## WHAT IS EXPECTED
Copy out the entries below in full and exactly.

## DATASET

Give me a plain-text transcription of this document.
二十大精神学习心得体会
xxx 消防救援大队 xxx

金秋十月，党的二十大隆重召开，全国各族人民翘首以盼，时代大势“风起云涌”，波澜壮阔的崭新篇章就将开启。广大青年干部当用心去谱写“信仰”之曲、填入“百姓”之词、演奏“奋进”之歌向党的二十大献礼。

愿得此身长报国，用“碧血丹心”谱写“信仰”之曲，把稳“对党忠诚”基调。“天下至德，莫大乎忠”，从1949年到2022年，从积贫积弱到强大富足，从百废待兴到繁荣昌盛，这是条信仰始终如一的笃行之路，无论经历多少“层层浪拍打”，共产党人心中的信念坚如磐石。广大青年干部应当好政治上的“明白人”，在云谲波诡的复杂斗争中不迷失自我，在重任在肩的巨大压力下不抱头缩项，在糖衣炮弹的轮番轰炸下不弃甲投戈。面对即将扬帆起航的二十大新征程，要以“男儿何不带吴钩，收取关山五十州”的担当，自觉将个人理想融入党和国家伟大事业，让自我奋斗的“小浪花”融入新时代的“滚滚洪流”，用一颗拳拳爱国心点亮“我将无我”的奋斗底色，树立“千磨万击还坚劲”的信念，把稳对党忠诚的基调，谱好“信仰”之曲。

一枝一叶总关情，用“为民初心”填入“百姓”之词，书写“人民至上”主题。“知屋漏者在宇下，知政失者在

## FULL RESPONSE
Give me a plain-text transcription of this document.
二十大精神学习心得体会
xxx 消防救援大队 xxx

金秋十月，党的二十大隆重召开，全国各族人民翘首以盼，时代大势“风起云涌”，波澜壮阔的崭新篇章就将开启。广大青年干部当用心去谱写“信仰”之曲、填入“百姓”之词、演奏“奋进”之歌向党的二十大献礼。

愿得此身长报国，用“碧血丹心”谱写“信仰”之曲，把稳“对党忠诚”基调。“天下至德，莫大乎忠”，从1949年到2022年，从积贫积弱到强大富足，从百废待兴到繁荣昌盛，这是条信仰始终如一的笃行之路，无论经历多少“层层浪拍打”，共产党人心中的信念坚如磐石。广大青年干部应当好政治上的“明白人”，在云谲波诡的复杂斗争中不迷失自我，在重任在肩的巨大压力下不抱头缩项，在糖衣炮弹的轮番轰炸下不弃甲投戈。面对即将扬帆起航的二十大新征程，要以“男儿何不带吴钩，收取关山五十州”的担当，自觉将个人理想融入党和国家伟大事业，让自我奋斗的“小浪花”融入新时代的“滚滚洪流”，用一颗拳拳爱国心点亮“我将无我”的奋斗底色，树立“千磨万击还坚劲”的信念，把稳对党忠诚的基调，谱好“信仰”之曲。

一枝一叶总关情，用“为民初心”填入“百姓”之词，书写“人民至上”主题。“知屋漏者在宇下，知政失者在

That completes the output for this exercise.